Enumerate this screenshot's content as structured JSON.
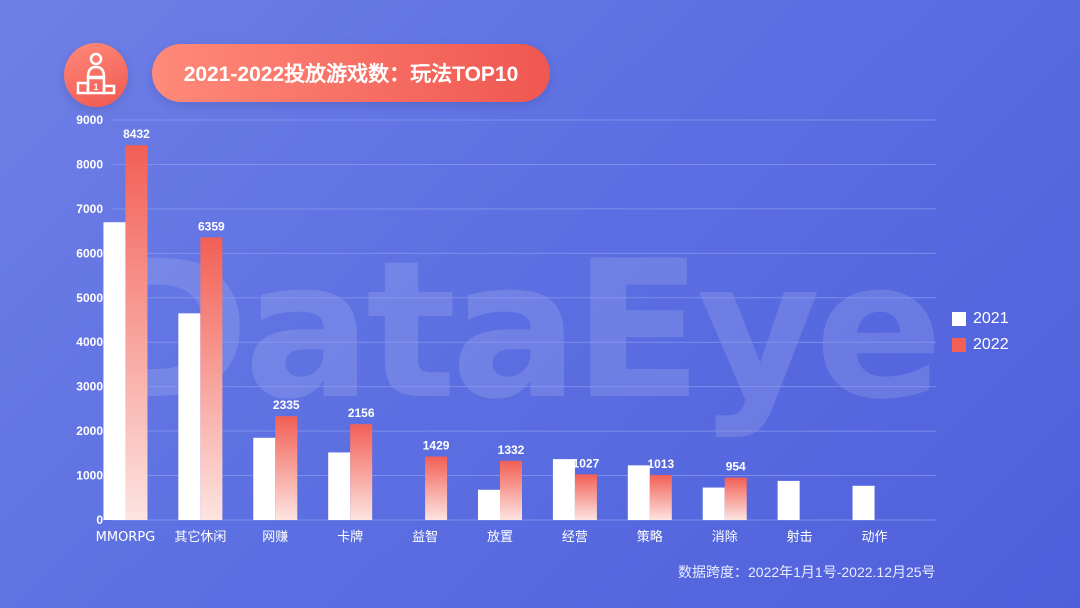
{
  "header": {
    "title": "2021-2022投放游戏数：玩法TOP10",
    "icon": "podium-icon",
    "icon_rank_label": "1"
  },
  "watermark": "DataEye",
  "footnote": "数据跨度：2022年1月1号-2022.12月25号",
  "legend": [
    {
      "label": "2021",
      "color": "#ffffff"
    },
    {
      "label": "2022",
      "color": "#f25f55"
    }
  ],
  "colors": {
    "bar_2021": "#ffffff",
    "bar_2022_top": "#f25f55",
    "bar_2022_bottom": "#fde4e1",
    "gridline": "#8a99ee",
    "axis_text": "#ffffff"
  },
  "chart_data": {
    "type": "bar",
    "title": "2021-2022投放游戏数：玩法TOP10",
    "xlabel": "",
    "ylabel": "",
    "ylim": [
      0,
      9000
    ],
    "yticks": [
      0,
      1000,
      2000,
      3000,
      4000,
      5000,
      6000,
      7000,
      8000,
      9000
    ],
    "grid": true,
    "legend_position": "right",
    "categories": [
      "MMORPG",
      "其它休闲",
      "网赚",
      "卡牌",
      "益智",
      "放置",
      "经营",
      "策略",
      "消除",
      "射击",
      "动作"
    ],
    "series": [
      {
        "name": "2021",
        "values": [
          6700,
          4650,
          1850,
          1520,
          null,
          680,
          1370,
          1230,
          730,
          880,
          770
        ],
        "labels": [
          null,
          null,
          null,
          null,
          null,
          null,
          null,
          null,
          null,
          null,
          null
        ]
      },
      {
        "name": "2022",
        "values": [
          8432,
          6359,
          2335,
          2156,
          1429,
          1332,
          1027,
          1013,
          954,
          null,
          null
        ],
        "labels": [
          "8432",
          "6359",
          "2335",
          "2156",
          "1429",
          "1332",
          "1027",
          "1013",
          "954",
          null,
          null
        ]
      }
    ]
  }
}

★ ★ ★ ★

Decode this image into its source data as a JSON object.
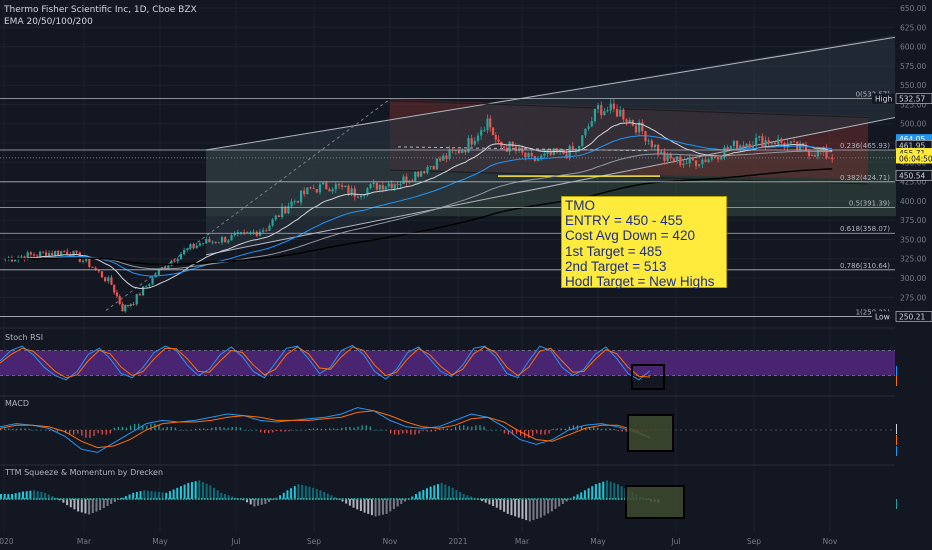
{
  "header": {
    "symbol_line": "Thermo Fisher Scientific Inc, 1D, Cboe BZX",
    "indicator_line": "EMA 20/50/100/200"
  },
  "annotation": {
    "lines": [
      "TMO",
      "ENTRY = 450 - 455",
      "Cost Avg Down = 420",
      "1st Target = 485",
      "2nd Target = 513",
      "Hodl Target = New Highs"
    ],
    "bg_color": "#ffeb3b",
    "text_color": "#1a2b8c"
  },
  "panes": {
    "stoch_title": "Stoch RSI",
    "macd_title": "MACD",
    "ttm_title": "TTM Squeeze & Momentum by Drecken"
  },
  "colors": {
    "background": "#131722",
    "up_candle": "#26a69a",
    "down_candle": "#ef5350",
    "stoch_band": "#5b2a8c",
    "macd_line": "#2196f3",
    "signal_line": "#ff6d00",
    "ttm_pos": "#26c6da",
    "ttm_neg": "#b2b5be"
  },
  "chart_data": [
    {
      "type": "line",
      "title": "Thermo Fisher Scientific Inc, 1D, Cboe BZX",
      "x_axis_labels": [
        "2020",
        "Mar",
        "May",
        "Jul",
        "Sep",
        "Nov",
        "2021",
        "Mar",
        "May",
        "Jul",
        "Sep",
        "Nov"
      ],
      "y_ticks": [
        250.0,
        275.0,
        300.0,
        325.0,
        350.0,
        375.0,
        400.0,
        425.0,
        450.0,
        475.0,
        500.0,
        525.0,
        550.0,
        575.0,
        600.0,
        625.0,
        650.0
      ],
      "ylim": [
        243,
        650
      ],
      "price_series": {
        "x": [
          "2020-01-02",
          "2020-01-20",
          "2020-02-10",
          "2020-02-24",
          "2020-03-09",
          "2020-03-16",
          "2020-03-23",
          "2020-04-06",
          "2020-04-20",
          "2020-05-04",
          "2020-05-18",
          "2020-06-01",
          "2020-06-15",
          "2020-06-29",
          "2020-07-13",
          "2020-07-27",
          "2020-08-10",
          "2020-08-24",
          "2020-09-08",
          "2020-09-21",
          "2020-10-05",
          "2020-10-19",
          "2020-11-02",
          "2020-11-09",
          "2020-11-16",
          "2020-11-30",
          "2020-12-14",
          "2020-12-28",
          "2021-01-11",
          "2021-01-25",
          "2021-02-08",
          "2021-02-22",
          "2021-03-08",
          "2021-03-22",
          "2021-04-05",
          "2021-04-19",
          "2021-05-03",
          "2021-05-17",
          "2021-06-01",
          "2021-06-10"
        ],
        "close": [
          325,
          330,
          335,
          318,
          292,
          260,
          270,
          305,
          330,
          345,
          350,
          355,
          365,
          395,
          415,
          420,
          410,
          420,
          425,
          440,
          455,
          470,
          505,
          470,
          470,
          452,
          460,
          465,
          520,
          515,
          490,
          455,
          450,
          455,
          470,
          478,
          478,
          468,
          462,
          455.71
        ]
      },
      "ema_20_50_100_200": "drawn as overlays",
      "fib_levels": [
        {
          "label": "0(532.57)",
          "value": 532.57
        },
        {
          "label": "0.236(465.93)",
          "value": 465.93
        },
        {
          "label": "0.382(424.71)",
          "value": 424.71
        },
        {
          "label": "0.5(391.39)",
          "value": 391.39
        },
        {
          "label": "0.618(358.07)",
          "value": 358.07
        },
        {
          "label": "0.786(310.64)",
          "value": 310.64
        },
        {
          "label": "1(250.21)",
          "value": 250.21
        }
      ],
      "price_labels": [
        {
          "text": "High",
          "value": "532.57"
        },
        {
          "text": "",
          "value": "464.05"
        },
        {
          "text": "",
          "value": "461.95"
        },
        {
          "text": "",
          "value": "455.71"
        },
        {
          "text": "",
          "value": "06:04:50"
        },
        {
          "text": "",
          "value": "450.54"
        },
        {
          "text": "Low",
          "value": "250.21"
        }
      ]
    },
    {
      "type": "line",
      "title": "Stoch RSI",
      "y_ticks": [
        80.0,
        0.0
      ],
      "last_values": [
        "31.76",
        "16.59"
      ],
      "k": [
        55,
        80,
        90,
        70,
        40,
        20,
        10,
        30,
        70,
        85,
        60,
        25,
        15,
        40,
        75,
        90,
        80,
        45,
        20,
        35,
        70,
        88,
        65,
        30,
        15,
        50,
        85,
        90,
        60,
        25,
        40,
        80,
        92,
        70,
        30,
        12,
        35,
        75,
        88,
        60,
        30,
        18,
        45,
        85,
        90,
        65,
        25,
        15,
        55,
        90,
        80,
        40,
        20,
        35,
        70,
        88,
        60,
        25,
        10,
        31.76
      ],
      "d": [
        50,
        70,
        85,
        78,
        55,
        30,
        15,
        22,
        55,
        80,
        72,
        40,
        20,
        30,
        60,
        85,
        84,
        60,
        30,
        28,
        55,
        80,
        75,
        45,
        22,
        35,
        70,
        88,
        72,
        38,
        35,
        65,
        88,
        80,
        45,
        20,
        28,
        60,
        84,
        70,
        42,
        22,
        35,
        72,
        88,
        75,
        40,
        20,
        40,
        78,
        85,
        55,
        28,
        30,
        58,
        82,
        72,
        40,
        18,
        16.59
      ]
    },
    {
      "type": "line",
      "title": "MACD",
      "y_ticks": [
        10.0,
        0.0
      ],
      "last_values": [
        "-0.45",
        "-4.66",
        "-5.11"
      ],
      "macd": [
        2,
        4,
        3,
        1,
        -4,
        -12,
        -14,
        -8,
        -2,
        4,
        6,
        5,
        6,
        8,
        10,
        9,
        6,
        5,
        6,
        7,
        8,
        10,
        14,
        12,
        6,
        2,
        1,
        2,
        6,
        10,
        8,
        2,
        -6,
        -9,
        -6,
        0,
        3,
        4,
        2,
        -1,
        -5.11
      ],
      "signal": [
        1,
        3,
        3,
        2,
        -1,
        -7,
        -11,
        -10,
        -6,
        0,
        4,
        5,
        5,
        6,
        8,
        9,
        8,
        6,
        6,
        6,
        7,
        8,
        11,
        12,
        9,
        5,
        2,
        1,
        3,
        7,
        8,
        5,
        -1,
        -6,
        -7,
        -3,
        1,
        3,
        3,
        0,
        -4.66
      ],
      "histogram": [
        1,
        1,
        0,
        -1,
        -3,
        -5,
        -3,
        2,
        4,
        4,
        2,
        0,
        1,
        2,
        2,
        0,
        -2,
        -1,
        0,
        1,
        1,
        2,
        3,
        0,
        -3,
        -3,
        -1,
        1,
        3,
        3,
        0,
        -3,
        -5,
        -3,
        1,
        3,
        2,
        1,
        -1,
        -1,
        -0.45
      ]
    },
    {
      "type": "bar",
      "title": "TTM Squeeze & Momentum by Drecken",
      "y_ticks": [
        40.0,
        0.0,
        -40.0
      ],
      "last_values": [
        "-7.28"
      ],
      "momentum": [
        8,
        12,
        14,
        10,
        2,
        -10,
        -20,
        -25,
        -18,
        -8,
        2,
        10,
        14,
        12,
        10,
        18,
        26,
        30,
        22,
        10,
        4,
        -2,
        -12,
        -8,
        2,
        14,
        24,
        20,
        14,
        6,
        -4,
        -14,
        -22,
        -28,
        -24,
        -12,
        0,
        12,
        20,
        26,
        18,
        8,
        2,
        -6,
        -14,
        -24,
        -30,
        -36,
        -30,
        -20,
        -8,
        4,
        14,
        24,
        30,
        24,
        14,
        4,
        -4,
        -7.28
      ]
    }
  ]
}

★ ★ ★ ★

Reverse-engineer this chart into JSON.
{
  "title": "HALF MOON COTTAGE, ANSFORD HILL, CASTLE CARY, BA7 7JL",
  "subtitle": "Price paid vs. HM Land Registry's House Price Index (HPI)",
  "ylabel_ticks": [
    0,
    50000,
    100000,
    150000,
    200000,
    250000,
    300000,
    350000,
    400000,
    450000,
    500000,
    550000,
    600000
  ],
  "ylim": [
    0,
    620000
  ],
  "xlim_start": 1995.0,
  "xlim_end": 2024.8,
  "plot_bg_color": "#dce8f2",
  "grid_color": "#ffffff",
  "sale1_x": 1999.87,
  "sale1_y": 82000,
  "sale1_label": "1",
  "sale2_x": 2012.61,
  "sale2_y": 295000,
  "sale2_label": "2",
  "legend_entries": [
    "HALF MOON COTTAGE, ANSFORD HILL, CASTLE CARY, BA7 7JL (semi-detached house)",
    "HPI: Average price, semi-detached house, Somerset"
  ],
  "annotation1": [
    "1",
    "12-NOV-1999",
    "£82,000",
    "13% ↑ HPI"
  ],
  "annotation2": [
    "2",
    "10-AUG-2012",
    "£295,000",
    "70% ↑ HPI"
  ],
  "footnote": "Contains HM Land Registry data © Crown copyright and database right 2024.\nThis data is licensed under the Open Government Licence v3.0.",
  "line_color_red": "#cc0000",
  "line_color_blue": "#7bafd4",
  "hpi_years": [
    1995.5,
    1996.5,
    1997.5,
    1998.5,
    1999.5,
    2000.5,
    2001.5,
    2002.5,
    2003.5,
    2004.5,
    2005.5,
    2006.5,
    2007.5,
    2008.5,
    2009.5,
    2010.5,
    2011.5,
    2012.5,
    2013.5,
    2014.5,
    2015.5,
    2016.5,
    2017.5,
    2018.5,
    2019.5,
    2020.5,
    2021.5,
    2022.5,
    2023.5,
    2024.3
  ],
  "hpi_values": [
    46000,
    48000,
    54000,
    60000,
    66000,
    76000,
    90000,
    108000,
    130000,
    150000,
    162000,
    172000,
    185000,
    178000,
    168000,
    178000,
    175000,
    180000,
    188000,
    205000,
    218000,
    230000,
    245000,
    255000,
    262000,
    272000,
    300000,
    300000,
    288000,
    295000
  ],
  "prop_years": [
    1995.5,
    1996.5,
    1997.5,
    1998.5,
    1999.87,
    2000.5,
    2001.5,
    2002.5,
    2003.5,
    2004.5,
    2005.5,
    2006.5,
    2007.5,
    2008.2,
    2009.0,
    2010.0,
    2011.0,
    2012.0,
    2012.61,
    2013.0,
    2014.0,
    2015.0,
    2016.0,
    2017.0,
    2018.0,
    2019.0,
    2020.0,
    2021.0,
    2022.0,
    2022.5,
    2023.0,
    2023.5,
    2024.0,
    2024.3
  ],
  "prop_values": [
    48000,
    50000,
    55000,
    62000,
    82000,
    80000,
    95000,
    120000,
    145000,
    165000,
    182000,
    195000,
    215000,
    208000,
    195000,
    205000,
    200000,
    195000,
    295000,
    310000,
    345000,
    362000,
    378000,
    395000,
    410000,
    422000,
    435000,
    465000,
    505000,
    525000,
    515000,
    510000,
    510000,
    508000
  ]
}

★ ★ ★ ★

* _Your instructions_
Go over the records above line by line and count those holding the word "ANSFORD". Reply only with the number.

* _Task result_
2